§ **Exercise**: Reproduce the material exactly, omitting nothing.

§ **Materials provided**:
++++++++++++++++++++

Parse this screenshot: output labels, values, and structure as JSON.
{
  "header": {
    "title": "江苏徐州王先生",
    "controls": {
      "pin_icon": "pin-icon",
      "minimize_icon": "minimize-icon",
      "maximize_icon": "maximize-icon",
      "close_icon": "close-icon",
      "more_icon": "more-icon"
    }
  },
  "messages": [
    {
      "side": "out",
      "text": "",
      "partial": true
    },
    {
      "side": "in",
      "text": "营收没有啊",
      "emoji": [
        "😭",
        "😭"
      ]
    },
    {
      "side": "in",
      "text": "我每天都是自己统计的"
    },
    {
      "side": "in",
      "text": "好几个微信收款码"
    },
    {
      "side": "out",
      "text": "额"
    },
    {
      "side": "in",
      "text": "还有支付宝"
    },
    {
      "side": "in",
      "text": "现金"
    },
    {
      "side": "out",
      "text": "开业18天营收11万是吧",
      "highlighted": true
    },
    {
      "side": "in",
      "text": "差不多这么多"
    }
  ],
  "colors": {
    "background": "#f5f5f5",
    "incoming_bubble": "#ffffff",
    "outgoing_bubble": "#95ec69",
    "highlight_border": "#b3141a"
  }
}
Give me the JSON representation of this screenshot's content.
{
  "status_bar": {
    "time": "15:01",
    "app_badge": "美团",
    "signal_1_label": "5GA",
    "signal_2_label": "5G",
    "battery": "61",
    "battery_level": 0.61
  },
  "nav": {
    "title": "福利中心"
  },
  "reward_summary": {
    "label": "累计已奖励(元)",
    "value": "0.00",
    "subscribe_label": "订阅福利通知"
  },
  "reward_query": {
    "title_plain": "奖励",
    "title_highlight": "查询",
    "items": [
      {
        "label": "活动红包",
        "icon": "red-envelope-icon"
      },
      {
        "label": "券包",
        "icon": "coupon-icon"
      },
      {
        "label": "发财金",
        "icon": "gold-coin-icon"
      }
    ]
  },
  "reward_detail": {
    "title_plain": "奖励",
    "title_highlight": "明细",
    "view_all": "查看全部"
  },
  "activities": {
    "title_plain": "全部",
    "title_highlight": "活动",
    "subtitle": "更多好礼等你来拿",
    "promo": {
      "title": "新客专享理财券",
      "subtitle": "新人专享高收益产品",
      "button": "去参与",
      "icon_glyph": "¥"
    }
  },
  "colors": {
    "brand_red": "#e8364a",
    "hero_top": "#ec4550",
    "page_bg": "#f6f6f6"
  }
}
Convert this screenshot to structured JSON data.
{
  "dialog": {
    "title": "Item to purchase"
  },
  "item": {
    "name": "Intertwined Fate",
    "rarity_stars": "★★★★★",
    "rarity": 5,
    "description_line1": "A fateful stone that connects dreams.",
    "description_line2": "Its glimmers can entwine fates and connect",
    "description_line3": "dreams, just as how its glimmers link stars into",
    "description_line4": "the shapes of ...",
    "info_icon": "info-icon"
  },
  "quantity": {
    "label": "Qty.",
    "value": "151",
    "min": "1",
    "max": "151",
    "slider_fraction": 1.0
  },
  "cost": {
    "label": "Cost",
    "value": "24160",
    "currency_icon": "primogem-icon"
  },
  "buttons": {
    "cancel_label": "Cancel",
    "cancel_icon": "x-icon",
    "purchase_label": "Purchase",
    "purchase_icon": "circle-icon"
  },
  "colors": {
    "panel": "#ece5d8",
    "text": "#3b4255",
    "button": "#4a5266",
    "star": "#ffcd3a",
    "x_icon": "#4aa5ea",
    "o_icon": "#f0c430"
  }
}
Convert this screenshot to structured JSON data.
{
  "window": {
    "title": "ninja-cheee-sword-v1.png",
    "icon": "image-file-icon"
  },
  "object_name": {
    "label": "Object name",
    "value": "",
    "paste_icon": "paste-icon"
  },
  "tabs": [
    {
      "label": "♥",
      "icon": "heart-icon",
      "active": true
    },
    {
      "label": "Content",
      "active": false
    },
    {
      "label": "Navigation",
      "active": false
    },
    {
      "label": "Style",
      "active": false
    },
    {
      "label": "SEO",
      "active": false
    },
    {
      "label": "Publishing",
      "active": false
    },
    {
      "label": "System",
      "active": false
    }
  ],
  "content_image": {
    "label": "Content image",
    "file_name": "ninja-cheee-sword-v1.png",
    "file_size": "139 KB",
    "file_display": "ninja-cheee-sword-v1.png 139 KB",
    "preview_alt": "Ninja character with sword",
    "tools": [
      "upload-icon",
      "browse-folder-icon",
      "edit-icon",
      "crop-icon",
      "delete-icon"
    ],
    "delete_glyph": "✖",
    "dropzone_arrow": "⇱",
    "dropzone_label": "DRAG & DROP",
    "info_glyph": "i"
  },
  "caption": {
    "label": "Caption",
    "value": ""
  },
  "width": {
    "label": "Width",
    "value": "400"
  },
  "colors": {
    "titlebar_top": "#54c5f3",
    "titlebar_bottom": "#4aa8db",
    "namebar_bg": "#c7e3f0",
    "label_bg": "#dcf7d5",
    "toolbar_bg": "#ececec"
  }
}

++++++++++++++++++++

§ **Answer to the problem**:
Parse this screenshot: output labels, values, and structure as JSON.
{
  "header": {
    "title": "江苏徐州王先生",
    "controls": {
      "pin_icon": "pin-icon",
      "minimize_icon": "minimize-icon",
      "maximize_icon": "maximize-icon",
      "close_icon": "close-icon",
      "more_icon": "more-icon"
    }
  },
  "messages": [
    {
      "side": "out",
      "text": "",
      "partial": true
    },
    {
      "side": "in",
      "text": "营收没有啊",
      "emoji": [
        "😭",
        "😭"
      ]
    },
    {
      "side": "in",
      "text": "我每天都是自己统计的"
    },
    {
      "side": "in",
      "text": "好几个微信收款码"
    },
    {
      "side": "out",
      "text": "额"
    },
    {
      "side": "in",
      "text": "还有支付宝"
    },
    {
      "side": "in",
      "text": "现金"
    },
    {
      "side": "out",
      "text": "开业18天营收11万是吧",
      "highlighted": true
    },
    {
      "side": "in",
      "text": "差不多这么多"
    }
  ],
  "colors": {
    "background": "#f5f5f5",
    "incoming_bubble": "#ffffff",
    "outgoing_bubble": "#95ec69",
    "highlight_border": "#b3141a"
  }
}
Give me the JSON representation of this screenshot's content.
{
  "status_bar": {
    "time": "15:01",
    "app_badge": "美团",
    "signal_1_label": "5GA",
    "signal_2_label": "5G",
    "battery": "61",
    "battery_level": 0.61
  },
  "nav": {
    "title": "福利中心"
  },
  "reward_summary": {
    "label": "累计已奖励(元)",
    "value": "0.00",
    "subscribe_label": "订阅福利通知"
  },
  "reward_query": {
    "title_plain": "奖励",
    "title_highlight": "查询",
    "items": [
      {
        "label": "活动红包",
        "icon": "red-envelope-icon"
      },
      {
        "label": "券包",
        "icon": "coupon-icon"
      },
      {
        "label": "发财金",
        "icon": "gold-coin-icon"
      }
    ]
  },
  "reward_detail": {
    "title_plain": "奖励",
    "title_highlight": "明细",
    "view_all": "查看全部"
  },
  "activities": {
    "title_plain": "全部",
    "title_highlight": "活动",
    "subtitle": "更多好礼等你来拿",
    "promo": {
      "title": "新客专享理财券",
      "subtitle": "新人专享高收益产品",
      "button": "去参与",
      "icon_glyph": "¥"
    }
  },
  "colors": {
    "brand_red": "#e8364a",
    "hero_top": "#ec4550",
    "page_bg": "#f6f6f6"
  }
}
Convert this screenshot to structured JSON data.
{
  "dialog": {
    "title": "Item to purchase"
  },
  "item": {
    "name": "Intertwined Fate",
    "rarity_stars": "★★★★★",
    "rarity": 5,
    "description_line1": "A fateful stone that connects dreams.",
    "description_line2": "Its glimmers can entwine fates and connect",
    "description_line3": "dreams, just as how its glimmers link stars into",
    "description_line4": "the shapes of ...",
    "info_icon": "info-icon"
  },
  "quantity": {
    "label": "Qty.",
    "value": "151",
    "min": "1",
    "max": "151",
    "slider_fraction": 1.0
  },
  "cost": {
    "label": "Cost",
    "value": "24160",
    "currency_icon": "primogem-icon"
  },
  "buttons": {
    "cancel_label": "Cancel",
    "cancel_icon": "x-icon",
    "purchase_label": "Purchase",
    "purchase_icon": "circle-icon"
  },
  "colors": {
    "panel": "#ece5d8",
    "text": "#3b4255",
    "button": "#4a5266",
    "star": "#ffcd3a",
    "x_icon": "#4aa5ea",
    "o_icon": "#f0c430"
  }
}
Convert this screenshot to structured JSON data.
{
  "window": {
    "title": "ninja-cheee-sword-v1.png",
    "icon": "image-file-icon"
  },
  "object_name": {
    "label": "Object name",
    "value": "",
    "paste_icon": "paste-icon"
  },
  "tabs": [
    {
      "label": "♥",
      "icon": "heart-icon",
      "active": true
    },
    {
      "label": "Content",
      "active": false
    },
    {
      "label": "Navigation",
      "active": false
    },
    {
      "label": "Style",
      "active": false
    },
    {
      "label": "SEO",
      "active": false
    },
    {
      "label": "Publishing",
      "active": false
    },
    {
      "label": "System",
      "active": false
    }
  ],
  "content_image": {
    "label": "Content image",
    "file_name": "ninja-cheee-sword-v1.png",
    "file_size": "139 KB",
    "file_display": "ninja-cheee-sword-v1.png 139 KB",
    "preview_alt": "Ninja character with sword",
    "tools": [
      "upload-icon",
      "browse-folder-icon",
      "edit-icon",
      "crop-icon",
      "delete-icon"
    ],
    "delete_glyph": "✖",
    "dropzone_arrow": "⇱",
    "dropzone_label": "DRAG & DROP",
    "info_glyph": "i"
  },
  "caption": {
    "label": "Caption",
    "value": ""
  },
  "width": {
    "label": "Width",
    "value": "400"
  },
  "colors": {
    "titlebar_top": "#54c5f3",
    "titlebar_bottom": "#4aa8db",
    "namebar_bg": "#c7e3f0",
    "label_bg": "#dcf7d5",
    "toolbar_bg": "#ececec"
  }
}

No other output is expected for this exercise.